◆ **Do this**
Pull out every line below holding the word "sobriété".
=====
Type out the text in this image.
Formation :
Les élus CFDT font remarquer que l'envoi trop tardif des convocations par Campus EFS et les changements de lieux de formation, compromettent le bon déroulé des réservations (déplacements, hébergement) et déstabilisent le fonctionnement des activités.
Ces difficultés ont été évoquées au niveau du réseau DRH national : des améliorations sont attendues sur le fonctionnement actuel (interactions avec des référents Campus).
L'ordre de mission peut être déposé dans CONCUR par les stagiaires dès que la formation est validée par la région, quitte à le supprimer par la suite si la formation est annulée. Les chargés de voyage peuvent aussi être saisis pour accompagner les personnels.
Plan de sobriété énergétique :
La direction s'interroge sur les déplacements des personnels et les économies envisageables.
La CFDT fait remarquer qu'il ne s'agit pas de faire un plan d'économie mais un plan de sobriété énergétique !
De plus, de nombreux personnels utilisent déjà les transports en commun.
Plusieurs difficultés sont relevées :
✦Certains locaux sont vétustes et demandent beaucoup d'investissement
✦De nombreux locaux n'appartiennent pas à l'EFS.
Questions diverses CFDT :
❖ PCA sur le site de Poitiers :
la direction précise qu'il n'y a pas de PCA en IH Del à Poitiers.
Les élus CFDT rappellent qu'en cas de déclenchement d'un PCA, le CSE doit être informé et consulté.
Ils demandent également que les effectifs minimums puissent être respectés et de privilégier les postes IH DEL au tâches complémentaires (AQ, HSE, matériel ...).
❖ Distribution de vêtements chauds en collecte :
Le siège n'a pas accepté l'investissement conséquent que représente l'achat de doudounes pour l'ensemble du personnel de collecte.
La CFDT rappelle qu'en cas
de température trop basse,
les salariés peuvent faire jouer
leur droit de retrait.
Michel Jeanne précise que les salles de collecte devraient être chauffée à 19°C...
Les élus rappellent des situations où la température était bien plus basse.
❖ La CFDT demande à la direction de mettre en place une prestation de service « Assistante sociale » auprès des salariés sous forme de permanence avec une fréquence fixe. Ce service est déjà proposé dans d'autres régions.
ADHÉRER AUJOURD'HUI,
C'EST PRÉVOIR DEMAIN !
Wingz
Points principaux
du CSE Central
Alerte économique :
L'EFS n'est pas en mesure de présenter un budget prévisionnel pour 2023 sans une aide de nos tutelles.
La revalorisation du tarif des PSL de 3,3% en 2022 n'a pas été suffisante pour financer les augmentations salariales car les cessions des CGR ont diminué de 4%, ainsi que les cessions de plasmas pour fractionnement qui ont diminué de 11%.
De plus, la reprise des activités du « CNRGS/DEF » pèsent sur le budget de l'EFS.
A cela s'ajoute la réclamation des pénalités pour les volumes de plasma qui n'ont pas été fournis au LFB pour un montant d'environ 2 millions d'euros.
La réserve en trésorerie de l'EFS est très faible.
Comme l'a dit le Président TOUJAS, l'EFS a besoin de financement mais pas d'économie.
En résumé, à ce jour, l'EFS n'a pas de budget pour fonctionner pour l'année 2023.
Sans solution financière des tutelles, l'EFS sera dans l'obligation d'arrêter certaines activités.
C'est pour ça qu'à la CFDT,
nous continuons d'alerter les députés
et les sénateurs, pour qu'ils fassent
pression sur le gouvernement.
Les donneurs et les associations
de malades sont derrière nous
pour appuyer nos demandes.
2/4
=====
◆ **Output of the exercise**
Plan de sobriété énergétique :
La CFDT fait remarquer qu'il ne s'agit pas de faire un plan d'économie mais un plan de sobriété énergétique !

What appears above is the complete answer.